--- start ---
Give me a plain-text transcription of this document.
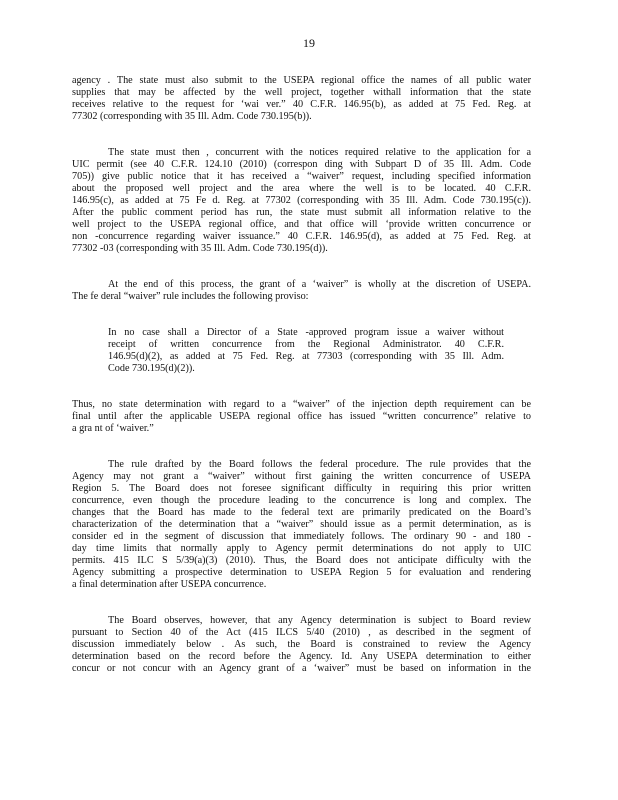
19
agency . The state must also submit to the USEPA regional office the names of all public water
supplies that may be affected by the well project, together withall information that the state
receives relative to the request for ‘wai ver.” 40 C.F.R. 146.95(b), as added at 75 Fed. Reg. at
77302 (corresponding with 35 Ill. Adm. Code 730.195(b)).
The state must then , concurrent with the notices required relative to the application for a
UIC permit (see 40 C.F.R. 124.10 (2010) (correspon ding with Subpart D of 35 Ill. Adm. Code
705)) give public notice that it has received a “waiver” request, including specified information
about the proposed well project and the area where the well is to be located. 40 C.F.R.
146.95(c), as added at 75 Fe d. Reg. at 77302 (corresponding with 35 Ill. Adm. Code 730.195(c)).
After the public comment period has run, the state must submit all information relative to the
well project to the USEPA regional office, and that office will ‘provide written concurrence or
non -concurrence regarding waiver issuance.” 40 C.F.R. 146.95(d), as added at 75 Fed. Reg. at
77302 -03 (corresponding with 35 Ill. Adm. Code 730.195(d)).
At the end of this process, the grant of a ‘waiver” is wholly at the discretion of USEPA.
The fe deral “waiver” rule includes the following proviso:
In no case shall a Director of a State -approved program issue a waiver without
receipt of written concurrence from the Regional Administrator. 40 C.F.R.
146.95(d)(2), as added at 75 Fed. Reg. at 77303 (corresponding with 35 Ill. Adm.
Code 730.195(d)(2)).
Thus, no state determination with regard to a “waiver” of the injection depth requirement can be
final until after the applicable USEPA regional office has issued “written concurrence” relative to
a gra nt of ‘waiver.”
The rule drafted by the Board follows the federal procedure. The rule provides that the
Agency may not grant a “waiver” without first gaining the written concurrence of USEPA
Region 5. The Board does not foresee significant difficulty in requiring this prior written
concurrence, even though the procedure leading to the concurrence is long and complex. The
changes that the Board has made to the federal text are primarily predicated on the Board’s
characterization of the determination that a “waiver” should issue as a permit determination, as is
consider ed in the segment of discussion that immediately follows. The ordinary 90 - and 180 -
day time limits that normally apply to Agency permit determinations do not apply to UIC
permits. 415 ILC S 5/39(a)(3) (2010). Thus, the Board does not anticipate difficulty with the
Agency submitting a prospective determination to USEPA Region 5 for evaluation and rendering
a final determination after USEPA concurrence.
The Board observes, however, that any Agency determination is subject to Board review
pursuant to Section 40 of the Act (415 ILCS 5/40 (2010) , as described in the segment of
discussion immediately below . As such, the Board is constrained to review the Agency
determination based on the record before the Agency. Id. Any USEPA determination to either
concur or not concur with an Agency grant of a ‘waiver” must be based on information in the
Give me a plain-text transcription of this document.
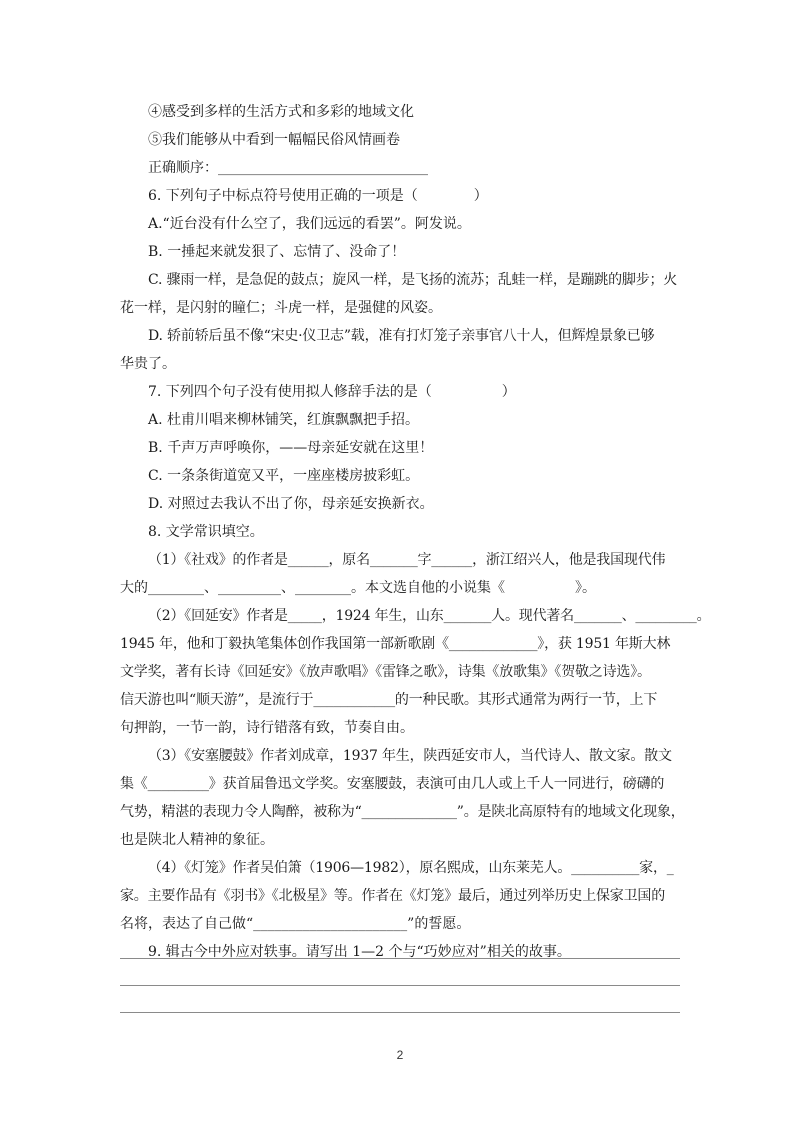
④感受到多样的生活方式和多彩的地域文化

⑤我们能够从中看到一幅幅民俗风情画卷

正确顺序：______________________________

6. 下列句子中标点符号使用正确的一项是（　　　　）

A.“近台没有什么空了，我们远远的看罢”。阿发说。

B. 一捶起来就发狠了、忘情了、没命了！

C. 骤雨一样，是急促的鼓点；旋风一样，是飞扬的流苏；乱蛙一样，是蹦跳的脚步；火

花一样，是闪射的瞳仁；斗虎一样，是强健的风姿。

D. 轿前轿后虽不像“宋史·仪卫志”载，准有打灯笼子亲事官八十人，但辉煌景象已够

华贵了。

7. 下列四个句子没有使用拟人修辞手法的是（　　　　　）

A. 杜甫川唱来柳林铺笑，红旗飘飘把手招。

B. 千声万声呼唤你，——母亲延安就在这里！

C. 一条条街道宽又平，一座座楼房披彩虹。

D. 对照过去我认不出了你，母亲延安换新衣。

8. 文学常识填空。

（1）《社戏》的作者是______，原名_______字______，浙江绍兴人，他是我国现代伟

大的________、_________、________。本文选自他的小说集《　　　　　》。

（2）《回延安》作者是_____，1924 年生，山东_______人。现代著名_______、_________。

1945 年，他和丁毅执笔集体创作我国第一部新歌剧《_____________》，获 1951 年斯大林

文学奖，著有长诗《回延安》《放声歌唱》《雷锋之歌》，诗集《放歌集》《贺敬之诗选》。

信天游也叫“顺天游”，是流行于____________的一种民歌。其形式通常为两行一节，上下

句押韵，一节一韵，诗行错落有致，节奏自由。

（3）《安塞腰鼓》作者刘成章，1937 年生，陕西延安市人，当代诗人、散文家。散文

集《_________》获首届鲁迅文学奖。安塞腰鼓，表演可由几人或上千人一同进行，磅礴的

气势，精湛的表现力令人陶醉，被称为“______________”。是陕北高原特有的地域文化现象，

也是陕北人精神的象征。

（4）《灯笼》作者吴伯箫（1906—1982），原名熙成，山东莱芜人。__________家，_

家。主要作品有《羽书》《北极星》等。作者在《灯笼》最后，通过列举历史上保家卫国的

名将，表达了自己做“______________________”的誓愿。

9. 辑古今中外应对轶事。请写出 1—2 个与“巧妙应对”相关的故事。

2
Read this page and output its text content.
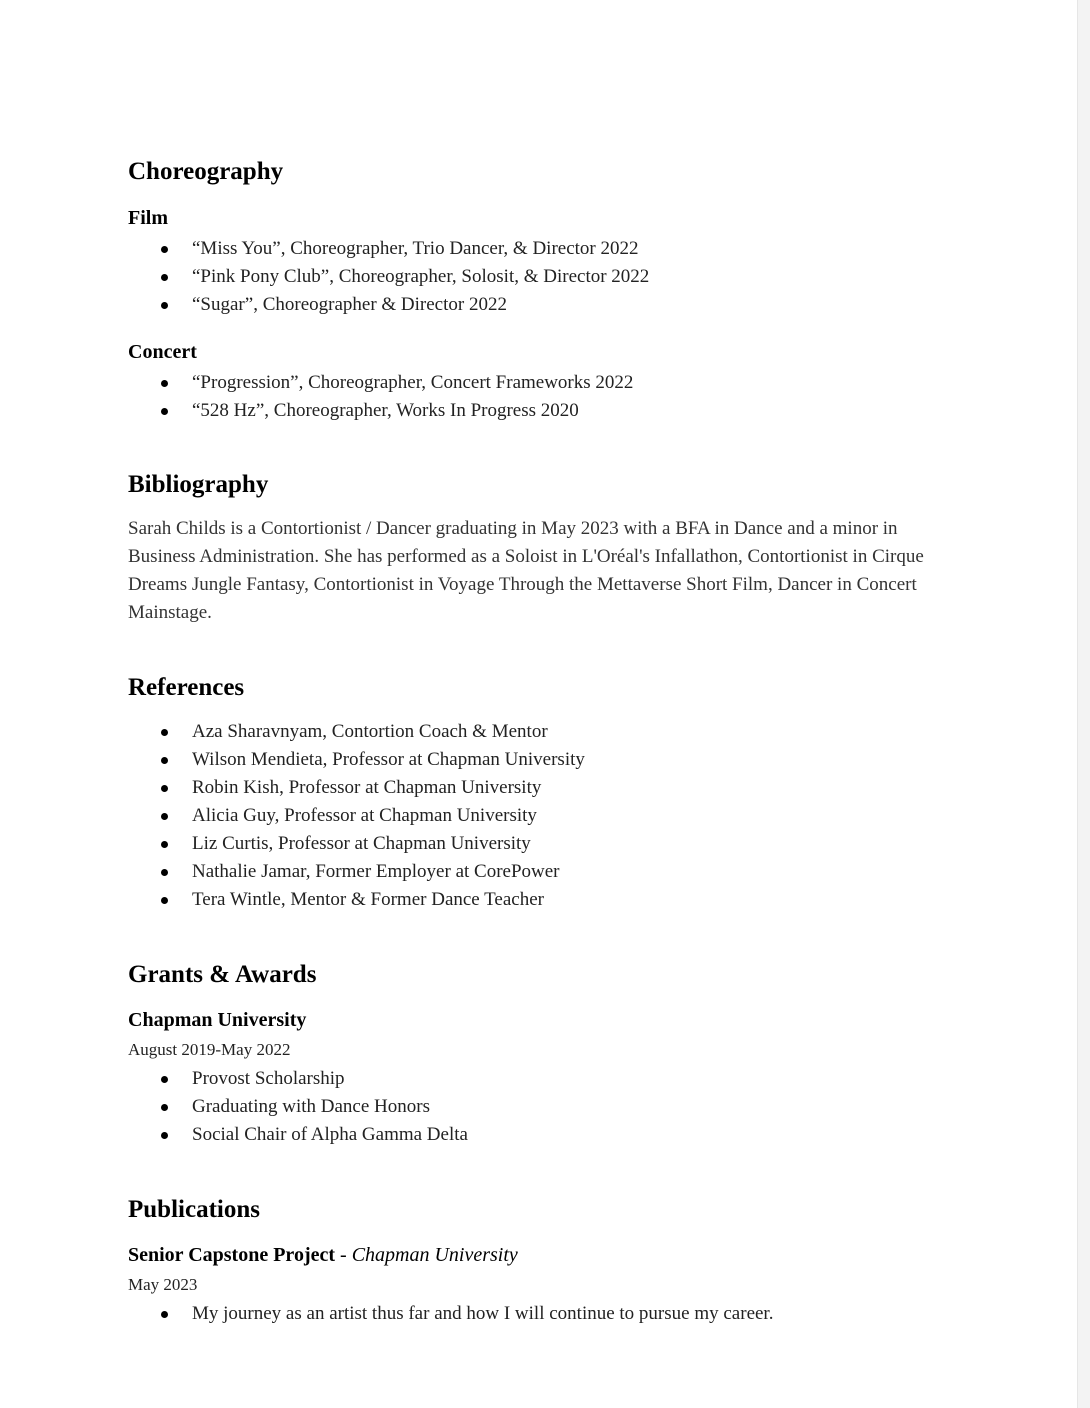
Choreography
Film
“Miss You”, Choreographer, Trio Dancer, & Director 2022
“Pink Pony Club”, Choreographer, Solosit, & Director 2022
“Sugar”, Choreographer & Director 2022
Concert
“Progression”, Choreographer, Concert Frameworks 2022
“528 Hz”, Choreographer, Works In Progress 2020
Bibliography
Sarah Childs is a Contortionist / Dancer graduating in May 2023 with a BFA in Dance and a minor in Business Administration. She has performed as a Soloist in L'Oréal's Infallathon, Contortionist in Cirque Dreams Jungle Fantasy, Contortionist in Voyage Through the Mettaverse Short Film, Dancer in Concert Mainstage.
References
Aza Sharavnyam, Contortion Coach & Mentor
Wilson Mendieta, Professor at Chapman University
Robin Kish, Professor at Chapman University
Alicia Guy, Professor at Chapman University
Liz Curtis, Professor at Chapman University
Nathalie Jamar, Former Employer at CorePower
Tera Wintle, Mentor & Former Dance Teacher
Grants & Awards
Chapman University
August 2019-May 2022
Provost Scholarship
Graduating with Dance Honors
Social Chair of Alpha Gamma Delta
Publications
Senior Capstone Project - Chapman University
May 2023
My journey as an artist thus far and how I will continue to pursue my career.
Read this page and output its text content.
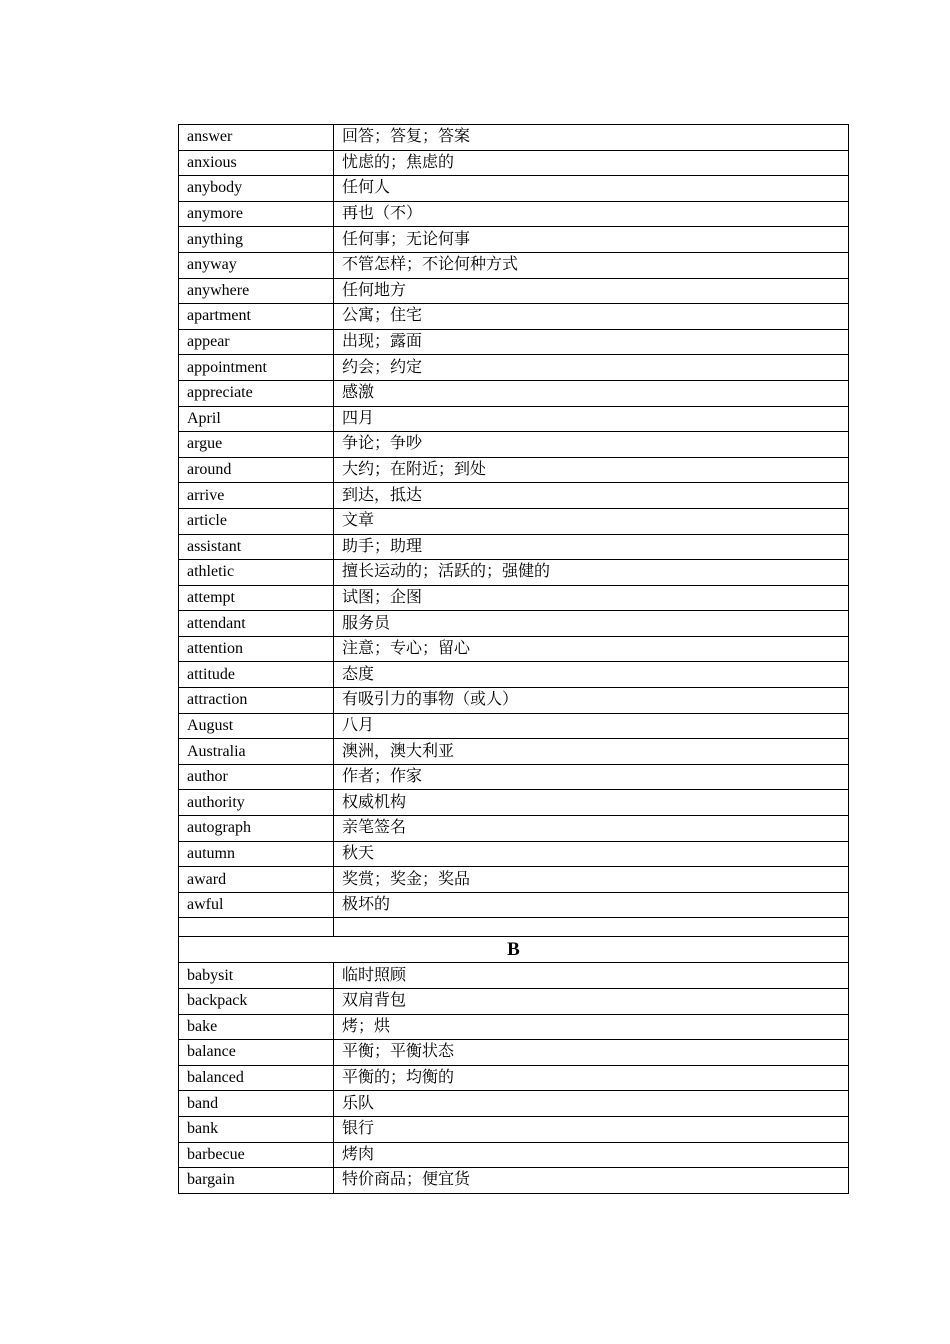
answer	回答；答复；答案
anxious	忧虑的；焦虑的
anybody	任何人
anymore	再也（不）
anything	任何事；无论何事
anyway	不管怎样；不论何种方式
anywhere	任何地方
apartment	公寓；住宅
appear	出现；露面
appointment	约会；约定
appreciate	感激
April	四月
argue	争论；争吵
around	大约；在附近；到处
arrive	到达，抵达
article	文章
assistant	助手；助理
athletic	擅长运动的；活跃的；强健的
attempt	试图；企图
attendant	服务员
attention	注意；专心；留心
attitude	态度
attraction	有吸引力的事物（或人）
August	八月
Australia	澳洲，澳大利亚
author	作者；作家
authority	权威机构
autograph	亲笔签名
autumn	秋天
award	奖赏；奖金；奖品
awful	极坏的

B	
babysit	临时照顾
backpack	双肩背包
bake	烤；烘
balance	平衡；平衡状态
balanced	平衡的；均衡的
band	乐队
bank	银行
barbecue	烤肉
bargain	特价商品；便宜货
--- end ---
All the records need to be repeated exactly, with the images dropped.

* Finished exercise *
Give me a plain-text transcription of this document.
19
agency . The state must also submit to the USEPA regional office the names of all public water
supplies that may be affected by the well project, together withall information that the state
receives relative to the request for ‘wai ver.” 40 C.F.R. 146.95(b), as added at 75 Fed. Reg. at
77302 (corresponding with 35 Ill. Adm. Code 730.195(b)).
The state must then , concurrent with the notices required relative to the application for a
UIC permit (see 40 C.F.R. 124.10 (2010) (correspon ding with Subpart D of 35 Ill. Adm. Code
705)) give public notice that it has received a “waiver” request, including specified information
about the proposed well project and the area where the well is to be located. 40 C.F.R.
146.95(c), as added at 75 Fe d. Reg. at 77302 (corresponding with 35 Ill. Adm. Code 730.195(c)).
After the public comment period has run, the state must submit all information relative to the
well project to the USEPA regional office, and that office will ‘provide written concurrence or
non -concurrence regarding waiver issuance.” 40 C.F.R. 146.95(d), as added at 75 Fed. Reg. at
77302 -03 (corresponding with 35 Ill. Adm. Code 730.195(d)).
At the end of this process, the grant of a ‘waiver” is wholly at the discretion of USEPA.
The fe deral “waiver” rule includes the following proviso:
In no case shall a Director of a State -approved program issue a waiver without
receipt of written concurrence from the Regional Administrator. 40 C.F.R.
146.95(d)(2), as added at 75 Fed. Reg. at 77303 (corresponding with 35 Ill. Adm.
Code 730.195(d)(2)).
Thus, no state determination with regard to a “waiver” of the injection depth requirement can be
final until after the applicable USEPA regional office has issued “written concurrence” relative to
a gra nt of ‘waiver.”
The rule drafted by the Board follows the federal procedure. The rule provides that the
Agency may not grant a “waiver” without first gaining the written concurrence of USEPA
Region 5. The Board does not foresee significant difficulty in requiring this prior written
concurrence, even though the procedure leading to the concurrence is long and complex. The
changes that the Board has made to the federal text are primarily predicated on the Board’s
characterization of the determination that a “waiver” should issue as a permit determination, as is
consider ed in the segment of discussion that immediately follows. The ordinary 90 - and 180 -
day time limits that normally apply to Agency permit determinations do not apply to UIC
permits. 415 ILC S 5/39(a)(3) (2010). Thus, the Board does not anticipate difficulty with the
Agency submitting a prospective determination to USEPA Region 5 for evaluation and rendering
a final determination after USEPA concurrence.
The Board observes, however, that any Agency determination is subject to Board review
pursuant to Section 40 of the Act (415 ILCS 5/40 (2010) , as described in the segment of
discussion immediately below . As such, the Board is constrained to review the Agency
determination based on the record before the Agency. Id. Any USEPA determination to either
concur or not concur with an Agency grant of a ‘waiver” must be based on information in the
Give me a plain-text transcription of this document.
④感受到多样的生活方式和多彩的地域文化

⑤我们能够从中看到一幅幅民俗风情画卷

正确顺序：______________________________

6. 下列句子中标点符号使用正确的一项是（　　　　）

A.“近台没有什么空了，我们远远的看罢”。阿发说。

B. 一捶起来就发狠了、忘情了、没命了！

C. 骤雨一样，是急促的鼓点；旋风一样，是飞扬的流苏；乱蛙一样，是蹦跳的脚步；火

花一样，是闪射的瞳仁；斗虎一样，是强健的风姿。

D. 轿前轿后虽不像“宋史·仪卫志”载，准有打灯笼子亲事官八十人，但辉煌景象已够

华贵了。

7. 下列四个句子没有使用拟人修辞手法的是（　　　　　）

A. 杜甫川唱来柳林铺笑，红旗飘飘把手招。

B. 千声万声呼唤你，——母亲延安就在这里！

C. 一条条街道宽又平，一座座楼房披彩虹。

D. 对照过去我认不出了你，母亲延安换新衣。

8. 文学常识填空。

（1）《社戏》的作者是______，原名_______字______，浙江绍兴人，他是我国现代伟

大的________、_________、________。本文选自他的小说集《　　　　　》。

（2）《回延安》作者是_____，1924 年生，山东_______人。现代著名_______、_________。

1945 年，他和丁毅执笔集体创作我国第一部新歌剧《_____________》，获 1951 年斯大林

文学奖，著有长诗《回延安》《放声歌唱》《雷锋之歌》，诗集《放歌集》《贺敬之诗选》。

信天游也叫“顺天游”，是流行于____________的一种民歌。其形式通常为两行一节，上下

句押韵，一节一韵，诗行错落有致，节奏自由。

（3）《安塞腰鼓》作者刘成章，1937 年生，陕西延安市人，当代诗人、散文家。散文

集《_________》获首届鲁迅文学奖。安塞腰鼓，表演可由几人或上千人一同进行，磅礴的

气势，精湛的表现力令人陶醉，被称为“______________”。是陕北高原特有的地域文化现象，

也是陕北人精神的象征。

（4）《灯笼》作者吴伯箫（1906—1982），原名熙成，山东莱芜人。__________家，_

家。主要作品有《羽书》《北极星》等。作者在《灯笼》最后，通过列举历史上保家卫国的

名将，表达了自己做“______________________”的誓愿。

9. 辑古今中外应对轶事。请写出 1—2 个与“巧妙应对”相关的故事。

2
Read this page and output its text content.
Choreography
Film
“Miss You”, Choreographer, Trio Dancer, & Director 2022
“Pink Pony Club”, Choreographer, Solosit, & Director 2022
“Sugar”, Choreographer & Director 2022
Concert
“Progression”, Choreographer, Concert Frameworks 2022
“528 Hz”, Choreographer, Works In Progress 2020
Bibliography
Sarah Childs is a Contortionist / Dancer graduating in May 2023 with a BFA in Dance and a minor in Business Administration. She has performed as a Soloist in L'Oréal's Infallathon, Contortionist in Cirque Dreams Jungle Fantasy, Contortionist in Voyage Through the Mettaverse Short Film, Dancer in Concert Mainstage.
References
Aza Sharavnyam, Contortion Coach & Mentor
Wilson Mendieta, Professor at Chapman University
Robin Kish, Professor at Chapman University
Alicia Guy, Professor at Chapman University
Liz Curtis, Professor at Chapman University
Nathalie Jamar, Former Employer at CorePower
Tera Wintle, Mentor & Former Dance Teacher
Grants & Awards
Chapman University
August 2019-May 2022
Provost Scholarship
Graduating with Dance Honors
Social Chair of Alpha Gamma Delta
Publications
Senior Capstone Project - Chapman University
May 2023
My journey as an artist thus far and how I will continue to pursue my career.
Read this page and output its text content.
answer	回答；答复；答案
anxious	忧虑的；焦虑的
anybody	任何人
anymore	再也（不）
anything	任何事；无论何事
anyway	不管怎样；不论何种方式
anywhere	任何地方
apartment	公寓；住宅
appear	出现；露面
appointment	约会；约定
appreciate	感激
April	四月
argue	争论；争吵
around	大约；在附近；到处
arrive	到达，抵达
article	文章
assistant	助手；助理
athletic	擅长运动的；活跃的；强健的
attempt	试图；企图
attendant	服务员
attention	注意；专心；留心
attitude	态度
attraction	有吸引力的事物（或人）
August	八月
Australia	澳洲，澳大利亚
author	作者；作家
authority	权威机构
autograph	亲笔签名
autumn	秋天
award	奖赏；奖金；奖品
awful	极坏的

B	
babysit	临时照顾
backpack	双肩背包
bake	烤；烘
balance	平衡；平衡状态
balanced	平衡的；均衡的
band	乐队
bank	银行
barbecue	烤肉
bargain	特价商品；便宜货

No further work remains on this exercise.